Direction: Below is the data. Give it again, complete and exact.

Data records:
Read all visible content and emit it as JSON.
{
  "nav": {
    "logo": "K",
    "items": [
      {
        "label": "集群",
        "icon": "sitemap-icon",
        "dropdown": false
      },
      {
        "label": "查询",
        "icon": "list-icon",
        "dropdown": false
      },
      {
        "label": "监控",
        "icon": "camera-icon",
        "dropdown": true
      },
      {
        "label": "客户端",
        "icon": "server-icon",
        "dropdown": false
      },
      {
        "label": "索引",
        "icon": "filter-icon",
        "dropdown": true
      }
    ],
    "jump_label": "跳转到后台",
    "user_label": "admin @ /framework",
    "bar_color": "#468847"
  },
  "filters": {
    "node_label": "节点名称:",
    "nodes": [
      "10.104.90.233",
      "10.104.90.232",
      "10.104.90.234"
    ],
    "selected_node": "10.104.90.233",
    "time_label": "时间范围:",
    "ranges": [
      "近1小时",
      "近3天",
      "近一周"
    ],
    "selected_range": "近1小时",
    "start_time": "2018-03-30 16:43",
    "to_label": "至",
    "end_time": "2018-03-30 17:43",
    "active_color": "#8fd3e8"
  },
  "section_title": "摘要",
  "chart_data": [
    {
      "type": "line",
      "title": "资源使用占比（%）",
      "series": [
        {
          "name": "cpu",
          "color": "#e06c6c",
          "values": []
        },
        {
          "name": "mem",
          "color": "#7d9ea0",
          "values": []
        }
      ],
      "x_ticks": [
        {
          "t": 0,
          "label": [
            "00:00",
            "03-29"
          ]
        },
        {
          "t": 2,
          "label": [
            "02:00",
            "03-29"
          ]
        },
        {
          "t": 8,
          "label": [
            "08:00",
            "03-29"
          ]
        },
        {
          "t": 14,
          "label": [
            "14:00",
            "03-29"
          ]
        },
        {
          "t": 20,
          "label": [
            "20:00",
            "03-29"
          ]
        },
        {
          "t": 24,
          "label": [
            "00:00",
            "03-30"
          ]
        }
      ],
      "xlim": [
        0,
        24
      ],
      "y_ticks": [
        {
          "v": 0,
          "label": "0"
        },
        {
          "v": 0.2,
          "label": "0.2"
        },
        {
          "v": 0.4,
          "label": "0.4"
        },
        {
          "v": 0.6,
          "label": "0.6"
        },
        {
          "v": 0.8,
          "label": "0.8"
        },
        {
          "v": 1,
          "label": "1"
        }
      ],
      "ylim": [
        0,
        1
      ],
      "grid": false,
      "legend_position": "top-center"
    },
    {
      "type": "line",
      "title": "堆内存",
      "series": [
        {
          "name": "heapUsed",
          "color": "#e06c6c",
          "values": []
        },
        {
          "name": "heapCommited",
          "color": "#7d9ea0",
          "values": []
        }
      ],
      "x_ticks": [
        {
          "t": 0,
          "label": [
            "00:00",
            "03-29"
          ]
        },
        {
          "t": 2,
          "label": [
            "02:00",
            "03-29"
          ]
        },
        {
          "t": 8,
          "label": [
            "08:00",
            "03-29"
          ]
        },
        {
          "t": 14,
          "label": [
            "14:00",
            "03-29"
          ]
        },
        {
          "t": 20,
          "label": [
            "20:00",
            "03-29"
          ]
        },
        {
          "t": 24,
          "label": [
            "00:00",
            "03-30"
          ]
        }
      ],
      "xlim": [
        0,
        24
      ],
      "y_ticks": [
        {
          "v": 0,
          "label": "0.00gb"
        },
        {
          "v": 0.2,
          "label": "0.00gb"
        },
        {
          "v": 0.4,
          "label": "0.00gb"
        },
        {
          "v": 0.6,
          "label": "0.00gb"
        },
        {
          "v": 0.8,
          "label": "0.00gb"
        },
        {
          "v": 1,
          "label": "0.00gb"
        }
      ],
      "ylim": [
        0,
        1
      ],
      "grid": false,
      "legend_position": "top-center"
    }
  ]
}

Result of this exercise:
Read all visible content and emit it as JSON.
{
  "nav": {
    "logo": "K",
    "items": [
      {
        "label": "集群",
        "icon": "sitemap-icon",
        "dropdown": false
      },
      {
        "label": "查询",
        "icon": "list-icon",
        "dropdown": false
      },
      {
        "label": "监控",
        "icon": "camera-icon",
        "dropdown": true
      },
      {
        "label": "客户端",
        "icon": "server-icon",
        "dropdown": false
      },
      {
        "label": "索引",
        "icon": "filter-icon",
        "dropdown": true
      }
    ],
    "jump_label": "跳转到后台",
    "user_label": "admin @ /framework",
    "bar_color": "#468847"
  },
  "filters": {
    "node_label": "节点名称:",
    "nodes": [
      "10.104.90.233",
      "10.104.90.232",
      "10.104.90.234"
    ],
    "selected_node": "10.104.90.233",
    "time_label": "时间范围:",
    "ranges": [
      "近1小时",
      "近3天",
      "近一周"
    ],
    "selected_range": "近1小时",
    "start_time": "2018-03-30 16:43",
    "to_label": "至",
    "end_time": "2018-03-30 17:43",
    "active_color": "#8fd3e8"
  },
  "section_title": "摘要",
  "chart_data": [
    {
      "type": "line",
      "title": "资源使用占比（%）",
      "series": [
        {
          "name": "cpu",
          "color": "#e06c6c",
          "values": []
        },
        {
          "name": "mem",
          "color": "#7d9ea0",
          "values": []
        }
      ],
      "x_ticks": [
        {
          "t": 0,
          "label": [
            "00:00",
            "03-29"
          ]
        },
        {
          "t": 2,
          "label": [
            "02:00",
            "03-29"
          ]
        },
        {
          "t": 8,
          "label": [
            "08:00",
            "03-29"
          ]
        },
        {
          "t": 14,
          "label": [
            "14:00",
            "03-29"
          ]
        },
        {
          "t": 20,
          "label": [
            "20:00",
            "03-29"
          ]
        },
        {
          "t": 24,
          "label": [
            "00:00",
            "03-30"
          ]
        }
      ],
      "xlim": [
        0,
        24
      ],
      "y_ticks": [
        {
          "v": 0,
          "label": "0"
        },
        {
          "v": 0.2,
          "label": "0.2"
        },
        {
          "v": 0.4,
          "label": "0.4"
        },
        {
          "v": 0.6,
          "label": "0.6"
        },
        {
          "v": 0.8,
          "label": "0.8"
        },
        {
          "v": 1,
          "label": "1"
        }
      ],
      "ylim": [
        0,
        1
      ],
      "grid": false,
      "legend_position": "top-center"
    },
    {
      "type": "line",
      "title": "堆内存",
      "series": [
        {
          "name": "heapUsed",
          "color": "#e06c6c",
          "values": []
        },
        {
          "name": "heapCommited",
          "color": "#7d9ea0",
          "values": []
        }
      ],
      "x_ticks": [
        {
          "t": 0,
          "label": [
            "00:00",
            "03-29"
          ]
        },
        {
          "t": 2,
          "label": [
            "02:00",
            "03-29"
          ]
        },
        {
          "t": 8,
          "label": [
            "08:00",
            "03-29"
          ]
        },
        {
          "t": 14,
          "label": [
            "14:00",
            "03-29"
          ]
        },
        {
          "t": 20,
          "label": [
            "20:00",
            "03-29"
          ]
        },
        {
          "t": 24,
          "label": [
            "00:00",
            "03-30"
          ]
        }
      ],
      "xlim": [
        0,
        24
      ],
      "y_ticks": [
        {
          "v": 0,
          "label": "0.00gb"
        },
        {
          "v": 0.2,
          "label": "0.00gb"
        },
        {
          "v": 0.4,
          "label": "0.00gb"
        },
        {
          "v": 0.6,
          "label": "0.00gb"
        },
        {
          "v": 0.8,
          "label": "0.00gb"
        },
        {
          "v": 1,
          "label": "0.00gb"
        }
      ],
      "ylim": [
        0,
        1
      ],
      "grid": false,
      "legend_position": "top-center"
    }
  ]
}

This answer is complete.